## begin

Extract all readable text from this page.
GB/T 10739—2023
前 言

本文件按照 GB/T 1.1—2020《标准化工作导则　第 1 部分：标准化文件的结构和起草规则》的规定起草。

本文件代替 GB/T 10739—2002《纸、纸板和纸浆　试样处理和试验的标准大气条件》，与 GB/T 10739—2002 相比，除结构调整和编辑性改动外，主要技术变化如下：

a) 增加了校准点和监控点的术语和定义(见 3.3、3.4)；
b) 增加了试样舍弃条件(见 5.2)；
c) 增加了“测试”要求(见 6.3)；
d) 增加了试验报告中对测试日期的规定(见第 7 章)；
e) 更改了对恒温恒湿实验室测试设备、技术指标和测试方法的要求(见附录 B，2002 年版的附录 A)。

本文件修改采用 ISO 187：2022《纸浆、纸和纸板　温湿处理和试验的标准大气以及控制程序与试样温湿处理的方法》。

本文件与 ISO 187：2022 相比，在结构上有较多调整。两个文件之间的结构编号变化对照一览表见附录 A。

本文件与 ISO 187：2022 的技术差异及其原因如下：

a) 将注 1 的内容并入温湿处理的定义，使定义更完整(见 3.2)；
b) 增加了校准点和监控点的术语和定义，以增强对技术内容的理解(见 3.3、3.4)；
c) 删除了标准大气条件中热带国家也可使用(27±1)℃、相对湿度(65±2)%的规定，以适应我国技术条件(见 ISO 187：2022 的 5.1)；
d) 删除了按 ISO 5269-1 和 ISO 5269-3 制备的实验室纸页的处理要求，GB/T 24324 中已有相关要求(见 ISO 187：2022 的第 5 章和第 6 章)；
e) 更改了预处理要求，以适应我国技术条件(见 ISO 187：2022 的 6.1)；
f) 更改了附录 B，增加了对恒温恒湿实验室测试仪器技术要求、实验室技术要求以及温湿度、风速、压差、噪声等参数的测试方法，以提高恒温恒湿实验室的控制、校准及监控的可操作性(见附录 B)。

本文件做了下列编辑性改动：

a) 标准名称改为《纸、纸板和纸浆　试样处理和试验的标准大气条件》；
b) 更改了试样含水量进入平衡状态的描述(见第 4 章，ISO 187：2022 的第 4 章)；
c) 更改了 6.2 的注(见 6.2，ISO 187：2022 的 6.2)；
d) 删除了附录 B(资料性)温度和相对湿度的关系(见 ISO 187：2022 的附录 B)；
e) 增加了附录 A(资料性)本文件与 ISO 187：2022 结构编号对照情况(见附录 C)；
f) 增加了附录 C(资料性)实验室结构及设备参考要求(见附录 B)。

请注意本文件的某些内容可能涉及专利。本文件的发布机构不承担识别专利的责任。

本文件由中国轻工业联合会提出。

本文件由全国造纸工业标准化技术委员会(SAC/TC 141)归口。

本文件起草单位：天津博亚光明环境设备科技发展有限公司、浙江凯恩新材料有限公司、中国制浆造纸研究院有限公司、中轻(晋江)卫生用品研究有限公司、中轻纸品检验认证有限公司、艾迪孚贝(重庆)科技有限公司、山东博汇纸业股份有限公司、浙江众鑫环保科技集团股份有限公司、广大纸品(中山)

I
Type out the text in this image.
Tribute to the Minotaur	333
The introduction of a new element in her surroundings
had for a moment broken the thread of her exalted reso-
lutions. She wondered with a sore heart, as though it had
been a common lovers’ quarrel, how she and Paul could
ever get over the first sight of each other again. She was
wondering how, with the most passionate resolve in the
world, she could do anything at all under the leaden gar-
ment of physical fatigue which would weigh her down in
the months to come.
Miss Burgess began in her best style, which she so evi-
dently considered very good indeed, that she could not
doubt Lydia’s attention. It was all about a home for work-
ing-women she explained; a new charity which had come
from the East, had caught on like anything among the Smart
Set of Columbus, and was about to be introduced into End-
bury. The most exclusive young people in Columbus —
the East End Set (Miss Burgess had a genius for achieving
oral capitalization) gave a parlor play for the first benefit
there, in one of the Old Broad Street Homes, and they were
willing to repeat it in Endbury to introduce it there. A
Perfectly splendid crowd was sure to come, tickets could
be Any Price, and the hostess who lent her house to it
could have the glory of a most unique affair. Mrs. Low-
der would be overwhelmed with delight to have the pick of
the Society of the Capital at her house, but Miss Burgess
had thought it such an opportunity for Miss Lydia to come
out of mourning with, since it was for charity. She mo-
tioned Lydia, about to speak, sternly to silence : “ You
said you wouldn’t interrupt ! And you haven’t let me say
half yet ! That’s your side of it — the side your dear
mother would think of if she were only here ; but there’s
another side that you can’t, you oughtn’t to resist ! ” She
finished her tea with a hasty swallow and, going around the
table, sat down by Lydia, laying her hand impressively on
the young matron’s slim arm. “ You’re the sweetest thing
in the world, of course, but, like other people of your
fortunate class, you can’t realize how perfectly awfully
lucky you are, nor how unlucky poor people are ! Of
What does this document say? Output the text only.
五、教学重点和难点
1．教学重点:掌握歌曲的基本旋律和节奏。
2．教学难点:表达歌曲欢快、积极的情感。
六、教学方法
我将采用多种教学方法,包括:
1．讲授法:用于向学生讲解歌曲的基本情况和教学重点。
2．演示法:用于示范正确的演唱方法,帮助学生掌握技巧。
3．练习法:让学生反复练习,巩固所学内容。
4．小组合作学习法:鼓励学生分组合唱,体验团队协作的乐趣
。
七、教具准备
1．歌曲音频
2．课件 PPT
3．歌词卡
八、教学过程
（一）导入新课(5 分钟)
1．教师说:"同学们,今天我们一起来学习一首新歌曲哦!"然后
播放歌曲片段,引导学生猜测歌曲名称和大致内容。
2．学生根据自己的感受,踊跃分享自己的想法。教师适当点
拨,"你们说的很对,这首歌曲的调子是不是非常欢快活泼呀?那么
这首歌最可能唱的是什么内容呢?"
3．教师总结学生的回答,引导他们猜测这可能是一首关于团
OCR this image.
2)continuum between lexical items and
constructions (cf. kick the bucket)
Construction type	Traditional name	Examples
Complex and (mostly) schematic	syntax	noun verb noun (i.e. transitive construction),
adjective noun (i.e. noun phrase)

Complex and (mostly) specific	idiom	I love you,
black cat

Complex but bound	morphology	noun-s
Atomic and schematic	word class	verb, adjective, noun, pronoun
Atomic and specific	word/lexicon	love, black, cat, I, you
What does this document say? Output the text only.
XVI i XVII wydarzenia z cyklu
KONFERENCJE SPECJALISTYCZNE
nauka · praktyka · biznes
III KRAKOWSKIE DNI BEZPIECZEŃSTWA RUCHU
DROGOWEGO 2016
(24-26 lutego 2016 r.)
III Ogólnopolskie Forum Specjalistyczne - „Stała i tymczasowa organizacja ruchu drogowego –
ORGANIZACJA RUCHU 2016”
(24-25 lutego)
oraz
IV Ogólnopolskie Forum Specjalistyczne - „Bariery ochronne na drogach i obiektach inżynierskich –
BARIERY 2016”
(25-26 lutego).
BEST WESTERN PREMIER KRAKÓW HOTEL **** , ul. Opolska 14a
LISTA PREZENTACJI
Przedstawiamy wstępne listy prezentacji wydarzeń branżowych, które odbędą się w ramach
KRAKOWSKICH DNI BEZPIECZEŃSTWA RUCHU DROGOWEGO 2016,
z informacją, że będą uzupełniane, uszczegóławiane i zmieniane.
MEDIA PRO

## end

**Task directions**
Say how many lines hold the word "试样处理和试验的标准大气条件", giving the number and nothing else.

**Response to this exercise**
2